**Aim of the exercise:** Your reply should be made up of every line in the records below that holds the string "sabe".

**Material shown:**

....................

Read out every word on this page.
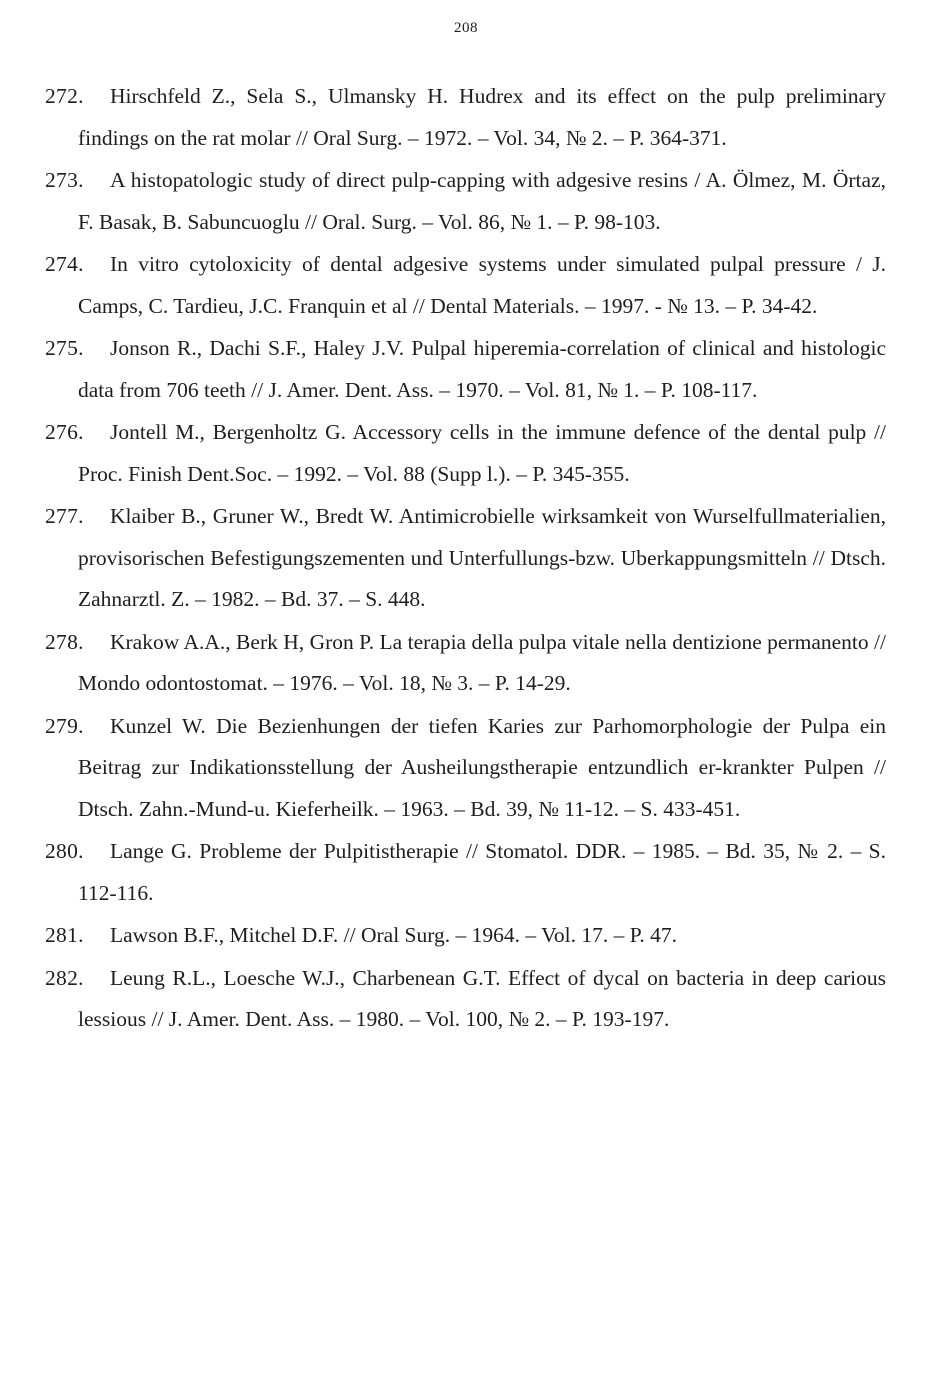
208
272.	Hirschfeld Z., Sela S., Ulmansky H. Hudrex and its effect on the pulp preliminary findings on the rat molar // Oral Surg. – 1972. – Vol. 34, № 2. – P. 364-371.
273.	A histopatologic study of direct pulp-capping with adgesive resins / A. Ölmez, M. Örtaz, F. Basak, B. Sabuncuoglu // Oral. Surg. – Vol. 86, № 1. – P. 98-103.
274.	In vitro cytoloxicity of dental adgesive systems under simulated pulpal pressure / J. Camps, C. Tardieu, J.C. Franquin et al // Dental Materials. – 1997. - № 13. – P. 34-42.
275.	Jonson R., Dachi S.F., Haley J.V. Pulpal hiperemia-correlation of clinical and histologic data from 706 teeth // J. Amer. Dent. Ass. – 1970. – Vol. 81, № 1. – P. 108-117.
276.	Jontell M., Bergenholtz G. Accessory cells in the immune defence of the dental pulp // Proc. Finish Dent.Soc. – 1992. – Vol. 88 (Supp l.). – P. 345-355.
277.	Klaiber B., Gruner W., Bredt W. Antimicrobielle wirksamkeit von Wurselfullmaterialien, provisorischen Befestigungszementen und Unterfullungs-bzw. Uberkappungsmitteln // Dtsch. Zahnarztl. Z. – 1982. – Bd. 37. – S. 448.
278.	Krakow A.A., Berk H, Gron P. La terapia della pulpa vitale nella dentizione permanento // Mondo odontostomat. – 1976. – Vol. 18, № 3. – P. 14-29.
279.	Kunzel W. Die Bezienhungen der tiefen Karies zur Parhomorphologie der Pulpa ein Beitrag zur Indikationsstellung der Ausheilungstherapie entzundlich er-krankter Pulpen // Dtsch. Zahn.-Mund-u. Kieferheilk. – 1963. – Bd. 39, № 11-12. – S. 433-451.
280.	Lange G. Probleme der Pulpitistherapie // Stomatol. DDR. – 1985. – Bd. 35, № 2. – S. 112-116.
281.	Lawson B.F., Mitchel D.F. // Oral Surg. – 1964. – Vol. 17. – P. 47.
282.	Leung R.L., Loesche W.J., Charbenean G.T. Effect of dycal on bacteria in deep carious lessious // J. Amer. Dent. Ass. – 1980. – Vol. 100, № 2. – P. 193-197.
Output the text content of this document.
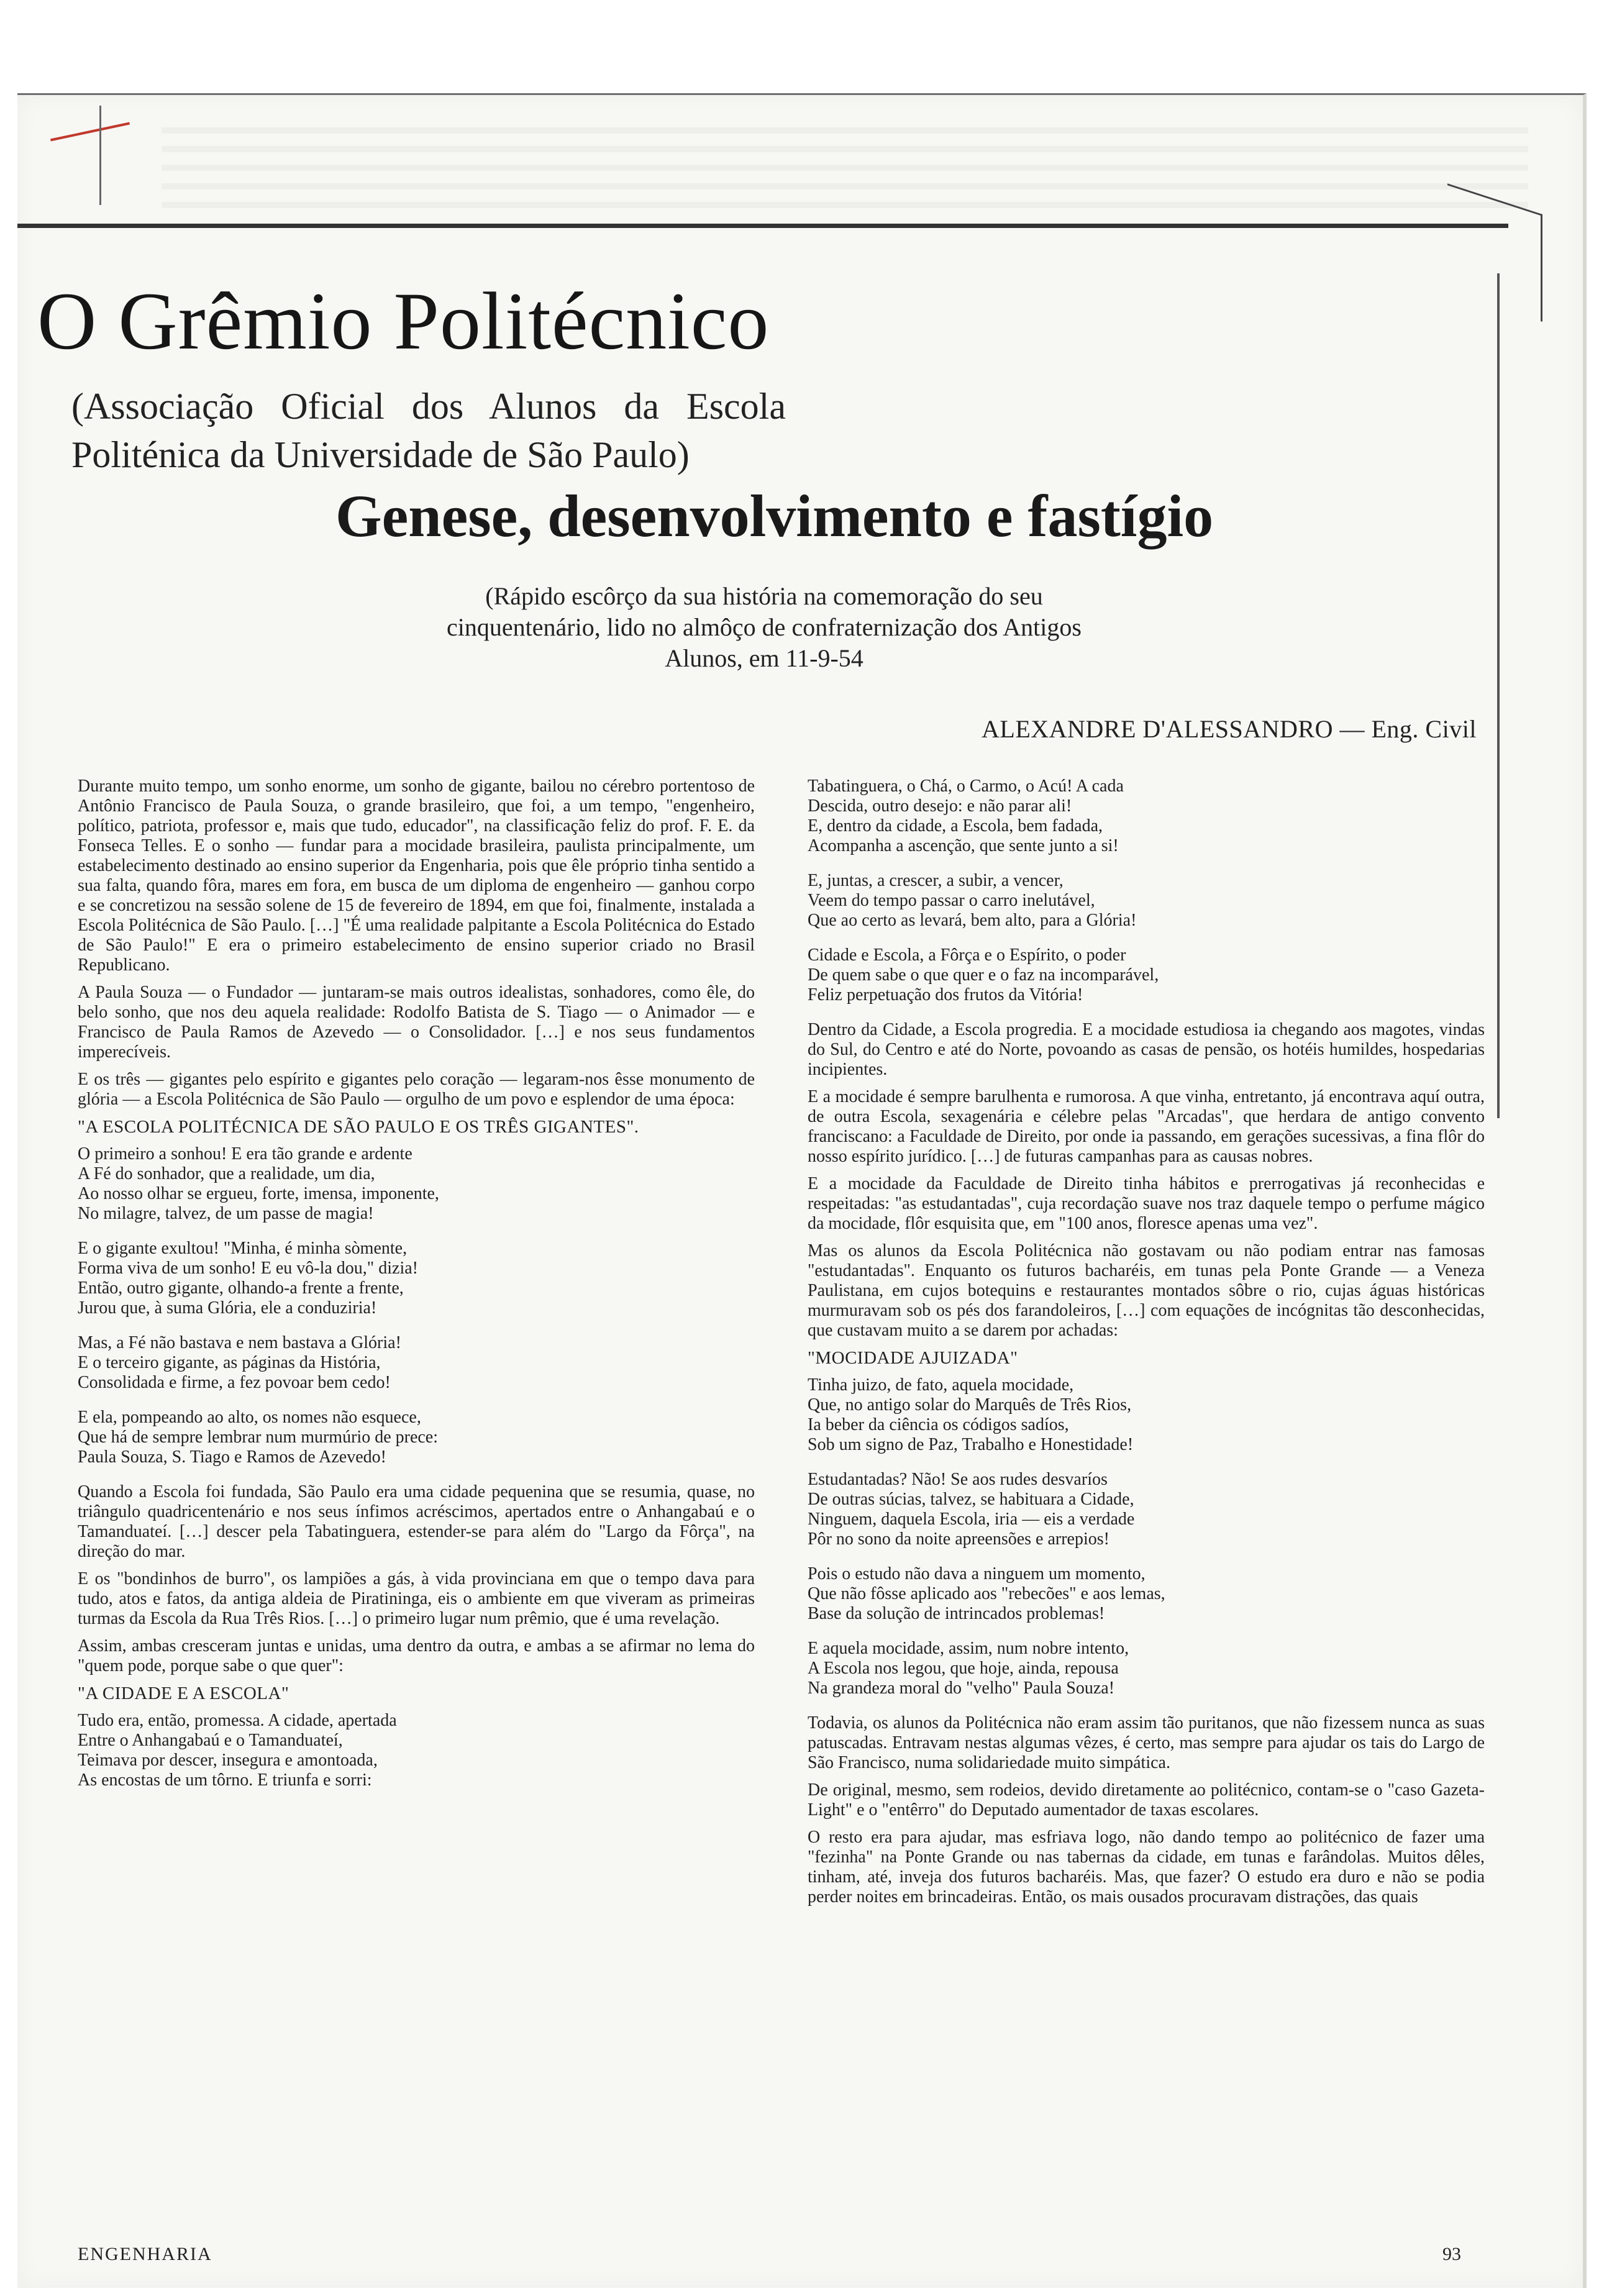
O Grêmio Politécnico

(Associação Oficial dos Alunos da Escola Politénica da Universidade de São Paulo)

Genese, desenvolvimento e fastígio

(Rápido escôrço da sua história na comemoração do seu cinquentenário, lido no almôço de confraternização dos Antigos Alunos, em 11-9-54

ALEXANDRE D'ALESSANDRO — Eng. Civil

Durante muito tempo, um sonho enorme, um sonho de gigante, bailou no cérebro portentoso de Antônio Francisco de Paula Souza, o grande brasileiro, que foi, a um tempo, "engenheiro, político, patriota, professor e, mais que tudo, educador", na classificação feliz do prof. F. E. da Fonseca Telles. E o sonho — fundar para a mocidade brasileira, paulista principalmente, um estabelecimento destinado ao ensino superior da Engenharia, pois que êle próprio tinha sentido a sua falta, quando fôra, mares em fora, em busca de um diploma de engenheiro — ganhou corpo e se concretizou na sessão solene de 15 de fevereiro de 1894, em que foi, finalmente, instalada a Escola Politécnica de São Paulo. […] "É uma realidade palpitante a Escola Politécnica do Estado de São Paulo!" E era o primeiro estabelecimento de ensino superior criado no Brasil Republicano.

A Paula Souza — o Fundador — juntaram-se mais outros idealistas, sonhadores, como êle, do belo sonho, que nos deu aquela realidade: Rodolfo Batista de S. Tiago — o Animador — e Francisco de Paula Ramos de Azevedo — o Consolidador. […] e nos seus fundamentos imperecíveis.

E os três — gigantes pelo espírito e gigantes pelo coração — legaram-nos êsse monumento de glória — a Escola Politécnica de São Paulo — orgulho de um povo e esplendor de uma época:

"A ESCOLA POLITÉCNICA DE SÃO PAULO E OS TRÊS GIGANTES".

O primeiro a sonhou! E era tão grande e ardente

A Fé do sonhador, que a realidade, um dia,

Ao nosso olhar se ergueu, forte, imensa, imponente,

No milagre, talvez, de um passe de magia!

E o gigante exultou! "Minha, é minha sòmente,

Forma viva de um sonho! E eu vô-la dou," dizia!

Então, outro gigante, olhando-a frente a frente,

Jurou que, à suma Glória, ele a conduziria!

Mas, a Fé não bastava e nem bastava a Glória!

E o terceiro gigante, as páginas da História,

Consolidada e firme, a fez povoar bem cedo!

E ela, pompeando ao alto, os nomes não esquece,

Que há de sempre lembrar num murmúrio de prece:

Paula Souza, S. Tiago e Ramos de Azevedo!

Quando a Escola foi fundada, São Paulo era uma cidade pequenina que se resumia, quase, no triângulo quadricentenário e nos seus ínfimos acréscimos, apertados entre o Anhangabaú e o Tamanduateí. […] descer pela Tabatinguera, estender-se para além do "Largo da Fôrça", na direção do mar.

E os "bondinhos de burro", os lampiões a gás, à vida provinciana em que o tempo dava para tudo, atos e fatos, da antiga aldeia de Piratininga, eis o ambiente em que viveram as primeiras turmas da Escola da Rua Três Rios. […] o primeiro lugar num prêmio, que é uma revelação.

Assim, ambas cresceram juntas e unidas, uma dentro da outra, e ambas a se afirmar no lema do "quem pode, porque sabe o que quer":

"A CIDADE E A ESCOLA"

Tudo era, então, promessa. A cidade, apertada

Entre o Anhangabaú e o Tamanduateí,

Teimava por descer, insegura e amontoada,

As encostas de um tôrno. E triunfa e sorri:

Tabatinguera, o Chá, o Carmo, o Acú! A cada

Descida, outro desejo: e não parar ali!

E, dentro da cidade, a Escola, bem fadada,

Acompanha a ascenção, que sente junto a si!

E, juntas, a crescer, a subir, a vencer,

Veem do tempo passar o carro inelutável,

Que ao certo as levará, bem alto, para a Glória!

Cidade e Escola, a Fôrça e o Espírito, o poder

De quem sabe o que quer e o faz na incomparável,

Feliz perpetuação dos frutos da Vitória!

Dentro da Cidade, a Escola progredia. E a mocidade estudiosa ia chegando aos magotes, vindas do Sul, do Centro e até do Norte, povoando as casas de pensão, os hotéis humildes, hospedarias incipientes.

E a mocidade é sempre barulhenta e rumorosa. A que vinha, entretanto, já encontrava aquí outra, de outra Escola, sexagenária e célebre pelas "Arcadas", que herdara de antigo convento franciscano: a Faculdade de Direito, por onde ia passando, em gerações sucessivas, a fina flôr do nosso espírito jurídico. […] de futuras campanhas para as causas nobres.

E a mocidade da Faculdade de Direito tinha hábitos e prerrogativas já reconhecidas e respeitadas: "as estudantadas", cuja recordação suave nos traz daquele tempo o perfume mágico da mocidade, flôr esquisita que, em "100 anos, floresce apenas uma vez".

Mas os alunos da Escola Politécnica não gostavam ou não podiam entrar nas famosas "estudantadas". Enquanto os futuros bacharéis, em tunas pela Ponte Grande — a Veneza Paulistana, em cujos botequins e restaurantes montados sôbre o rio, cujas águas históricas murmuravam sob os pés dos farandoleiros, […] com equações de incógnitas tão desconhecidas, que custavam muito a se darem por achadas:

"MOCIDADE AJUIZADA"

Tinha juizo, de fato, aquela mocidade,

Que, no antigo solar do Marquês de Três Rios,

Ia beber da ciência os códigos sadíos,

Sob um signo de Paz, Trabalho e Honestidade!

Estudantadas? Não! Se aos rudes desvaríos

De outras súcias, talvez, se habituara a Cidade,

Ninguem, daquela Escola, iria — eis a verdade

Pôr no sono da noite apreensões e arrepios!

Pois o estudo não dava a ninguem um momento,

Que não fôsse aplicado aos "rebecões" e aos lemas,

Base da solução de intrincados problemas!

E aquela mocidade, assim, num nobre intento,

A Escola nos legou, que hoje, ainda, repousa

Na grandeza moral do "velho" Paula Souza!

Todavia, os alunos da Politécnica não eram assim tão puritanos, que não fizessem nunca as suas patuscadas. Entravam nestas algumas vêzes, é certo, mas sempre para ajudar os tais do Largo de São Francisco, numa solidariedade muito simpática.

De original, mesmo, sem rodeios, devido diretamente ao politécnico, contam-se o "caso Gazeta-Light" e o "entêrro" do Deputado aumentador de taxas escolares.

O resto era para ajudar, mas esfriava logo, não dando tempo ao politécnico de fazer uma "fezinha" na Ponte Grande ou nas tabernas da cidade, em tunas e farândolas. Muitos dêles, tinham, até, inveja dos futuros bacharéis. Mas, que fazer? O estudo era duro e não se podia perder noites em brincadeiras. Então, os mais ousados procuravam distrações, das quais

ENGENHARIA	93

....................

**Written answer:**
Assim, ambas cresceram juntas e unidas, uma dentro da outra, e ambas a se afirmar no lema do "quem pode, porque sabe o que quer":
De quem sabe o que quer e o faz na incomparável,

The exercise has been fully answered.